_What is required_: Output each line of these records again without any changes.

Items from a data source

--- --- ---

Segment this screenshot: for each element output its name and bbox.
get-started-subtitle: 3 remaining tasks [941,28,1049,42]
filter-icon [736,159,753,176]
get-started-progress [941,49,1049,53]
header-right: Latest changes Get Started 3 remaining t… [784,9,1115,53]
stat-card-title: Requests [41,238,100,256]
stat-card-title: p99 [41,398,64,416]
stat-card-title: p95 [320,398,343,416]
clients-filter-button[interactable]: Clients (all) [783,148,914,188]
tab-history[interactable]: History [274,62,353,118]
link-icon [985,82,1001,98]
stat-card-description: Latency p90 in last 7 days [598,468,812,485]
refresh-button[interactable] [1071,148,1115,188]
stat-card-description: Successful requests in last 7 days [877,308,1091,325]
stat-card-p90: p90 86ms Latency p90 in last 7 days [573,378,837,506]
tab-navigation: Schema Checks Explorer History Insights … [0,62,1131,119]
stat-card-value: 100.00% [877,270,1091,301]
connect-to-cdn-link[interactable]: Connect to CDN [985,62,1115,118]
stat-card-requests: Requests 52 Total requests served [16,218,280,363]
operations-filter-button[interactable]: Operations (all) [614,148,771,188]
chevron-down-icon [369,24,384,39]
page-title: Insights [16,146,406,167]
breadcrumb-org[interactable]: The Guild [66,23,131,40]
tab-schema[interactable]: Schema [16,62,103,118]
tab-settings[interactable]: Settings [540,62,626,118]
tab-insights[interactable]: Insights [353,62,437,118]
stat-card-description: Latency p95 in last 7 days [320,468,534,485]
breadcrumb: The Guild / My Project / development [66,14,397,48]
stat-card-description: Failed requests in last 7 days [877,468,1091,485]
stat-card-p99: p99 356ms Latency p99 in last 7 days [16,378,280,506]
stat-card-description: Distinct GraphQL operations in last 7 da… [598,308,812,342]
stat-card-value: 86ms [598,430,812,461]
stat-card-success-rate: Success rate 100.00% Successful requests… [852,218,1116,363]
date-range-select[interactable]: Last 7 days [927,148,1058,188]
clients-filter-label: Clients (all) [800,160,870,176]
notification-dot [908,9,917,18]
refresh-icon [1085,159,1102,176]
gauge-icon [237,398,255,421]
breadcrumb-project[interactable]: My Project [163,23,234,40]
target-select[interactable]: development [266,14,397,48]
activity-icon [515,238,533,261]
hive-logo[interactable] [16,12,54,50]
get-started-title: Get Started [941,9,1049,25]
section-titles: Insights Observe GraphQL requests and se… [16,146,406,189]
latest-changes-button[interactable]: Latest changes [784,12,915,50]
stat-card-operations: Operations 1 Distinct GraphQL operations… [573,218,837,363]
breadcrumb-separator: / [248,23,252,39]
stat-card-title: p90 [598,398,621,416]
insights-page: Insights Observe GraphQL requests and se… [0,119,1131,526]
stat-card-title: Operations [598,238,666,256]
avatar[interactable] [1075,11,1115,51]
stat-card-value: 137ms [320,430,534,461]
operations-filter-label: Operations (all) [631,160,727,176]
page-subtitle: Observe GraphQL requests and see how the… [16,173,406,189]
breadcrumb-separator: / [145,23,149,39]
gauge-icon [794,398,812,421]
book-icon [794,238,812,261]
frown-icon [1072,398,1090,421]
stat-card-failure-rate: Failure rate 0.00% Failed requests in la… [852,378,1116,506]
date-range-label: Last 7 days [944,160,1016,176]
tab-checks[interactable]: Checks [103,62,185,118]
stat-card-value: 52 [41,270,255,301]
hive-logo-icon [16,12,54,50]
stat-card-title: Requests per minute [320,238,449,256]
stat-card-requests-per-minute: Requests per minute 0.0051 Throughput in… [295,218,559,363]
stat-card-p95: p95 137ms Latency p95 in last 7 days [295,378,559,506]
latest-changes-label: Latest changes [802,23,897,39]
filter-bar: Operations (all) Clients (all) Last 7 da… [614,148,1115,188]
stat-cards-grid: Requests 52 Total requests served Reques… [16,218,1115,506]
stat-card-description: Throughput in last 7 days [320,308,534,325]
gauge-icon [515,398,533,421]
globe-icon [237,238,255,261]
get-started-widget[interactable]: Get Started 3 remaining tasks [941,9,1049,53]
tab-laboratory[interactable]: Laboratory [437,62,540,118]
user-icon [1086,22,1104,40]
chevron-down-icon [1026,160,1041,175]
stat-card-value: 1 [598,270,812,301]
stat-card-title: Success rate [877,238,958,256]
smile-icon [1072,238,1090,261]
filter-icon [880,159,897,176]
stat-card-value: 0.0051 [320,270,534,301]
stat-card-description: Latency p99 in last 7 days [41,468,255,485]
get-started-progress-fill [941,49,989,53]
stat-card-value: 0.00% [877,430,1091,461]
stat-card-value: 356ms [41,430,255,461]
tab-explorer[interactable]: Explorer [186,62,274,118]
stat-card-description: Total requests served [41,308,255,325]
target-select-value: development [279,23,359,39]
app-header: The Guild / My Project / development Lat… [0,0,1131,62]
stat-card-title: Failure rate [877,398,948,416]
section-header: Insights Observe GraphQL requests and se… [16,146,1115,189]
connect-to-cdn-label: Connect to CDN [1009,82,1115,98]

--- --- ---

_Finished task_:
Segment this screenshot: for each element output its name and bbox.
get-started-subtitle: 3 remaining tasks [941,28,1049,42]
filter-icon [736,159,753,176]
get-started-progress [941,49,1049,53]
header-right: Latest changes Get Started 3 remaining t… [784,9,1115,53]
stat-card-title: Requests [41,238,100,256]
stat-card-title: p99 [41,398,64,416]
stat-card-title: p95 [320,398,343,416]
clients-filter-button[interactable]: Clients (all) [783,148,914,188]
tab-history[interactable]: History [274,62,353,118]
link-icon [985,82,1001,98]
stat-card-description: Latency p90 in last 7 days [598,468,812,485]
refresh-button[interactable] [1071,148,1115,188]
stat-card-description: Successful requests in last 7 days [877,308,1091,325]
stat-card-p90: p90 86ms Latency p90 in last 7 days [573,378,837,506]
tab-navigation: Schema Checks Explorer History Insights … [0,62,1131,119]
stat-card-value: 100.00% [877,270,1091,301]
connect-to-cdn-link[interactable]: Connect to CDN [985,62,1115,118]
stat-card-requests: Requests 52 Total requests served [16,218,280,363]
operations-filter-button[interactable]: Operations (all) [614,148,771,188]
chevron-down-icon [369,24,384,39]
page-title: Insights [16,146,406,167]
breadcrumb-org[interactable]: The Guild [66,23,131,40]
tab-schema[interactable]: Schema [16,62,103,118]
tab-settings[interactable]: Settings [540,62,626,118]
tab-insights[interactable]: Insights [353,62,437,118]
stat-card-description: Latency p95 in last 7 days [320,468,534,485]
breadcrumb: The Guild / My Project / development [66,14,397,48]
stat-card-description: Failed requests in last 7 days [877,468,1091,485]
stat-card-p99: p99 356ms Latency p99 in last 7 days [16,378,280,506]
stat-card-description: Distinct GraphQL operations in last 7 da… [598,308,812,342]
stat-card-value: 86ms [598,430,812,461]
stat-card-success-rate: Success rate 100.00% Successful requests… [852,218,1116,363]
date-range-select[interactable]: Last 7 days [927,148,1058,188]
clients-filter-label: Clients (all) [800,160,870,176]
notification-dot [908,9,917,18]
refresh-icon [1085,159,1102,176]
gauge-icon [237,398,255,421]
breadcrumb-project[interactable]: My Project [163,23,234,40]
target-select[interactable]: development [266,14,397,48]
activity-icon [515,238,533,261]
hive-logo[interactable] [16,12,54,50]
get-started-title: Get Started [941,9,1049,25]
section-titles: Insights Observe GraphQL requests and se… [16,146,406,189]
latest-changes-button[interactable]: Latest changes [784,12,915,50]
stat-card-operations: Operations 1 Distinct GraphQL operations… [573,218,837,363]
breadcrumb-separator: / [248,23,252,39]
stat-card-title: p90 [598,398,621,416]
insights-page: Insights Observe GraphQL requests and se… [0,119,1131,526]
stat-card-title: Operations [598,238,666,256]
avatar[interactable] [1075,11,1115,51]
stat-card-value: 137ms [320,430,534,461]
operations-filter-label: Operations (all) [631,160,727,176]
page-subtitle: Observe GraphQL requests and see how the… [16,173,406,189]
breadcrumb-separator: / [145,23,149,39]
gauge-icon [794,398,812,421]
book-icon [794,238,812,261]
frown-icon [1072,398,1090,421]
stat-card-failure-rate: Failure rate 0.00% Failed requests in la… [852,378,1116,506]
date-range-label: Last 7 days [944,160,1016,176]
tab-checks[interactable]: Checks [103,62,185,118]
stat-card-value: 52 [41,270,255,301]
hive-logo-icon [16,12,54,50]
stat-card-title: Requests per minute [320,238,449,256]
stat-card-requests-per-minute: Requests per minute 0.0051 Throughput in… [295,218,559,363]
stat-card-p95: p95 137ms Latency p95 in last 7 days [295,378,559,506]
latest-changes-label: Latest changes [802,23,897,39]
filter-bar: Operations (all) Clients (all) Last 7 da… [614,148,1115,188]
stat-cards-grid: Requests 52 Total requests served Reques… [16,218,1115,506]
stat-card-description: Throughput in last 7 days [320,308,534,325]
gauge-icon [515,398,533,421]
globe-icon [237,238,255,261]
get-started-widget[interactable]: Get Started 3 remaining tasks [941,9,1049,53]
tab-laboratory[interactable]: Laboratory [437,62,540,118]
user-icon [1086,22,1104,40]
chevron-down-icon [1026,160,1041,175]
stat-card-value: 1 [598,270,812,301]
stat-card-title: Success rate [877,238,958,256]
smile-icon [1072,238,1090,261]
filter-icon [880,159,897,176]
stat-card-value: 0.0051 [320,270,534,301]
stat-card-description: Latency p99 in last 7 days [41,468,255,485]
get-started-progress-fill [941,49,989,53]
stat-card-value: 0.00% [877,430,1091,461]
stat-card-value: 356ms [41,430,255,461]
tab-explorer[interactable]: Explorer [186,62,274,118]
stat-card-description: Total requests served [41,308,255,325]
target-select-value: development [279,23,359,39]
app-header: The Guild / My Project / development Lat… [0,0,1131,62]
stat-card-title: Failure rate [877,398,948,416]
section-header: Insights Observe GraphQL requests and se… [16,146,1115,189]
connect-to-cdn-label: Connect to CDN [1009,82,1115,98]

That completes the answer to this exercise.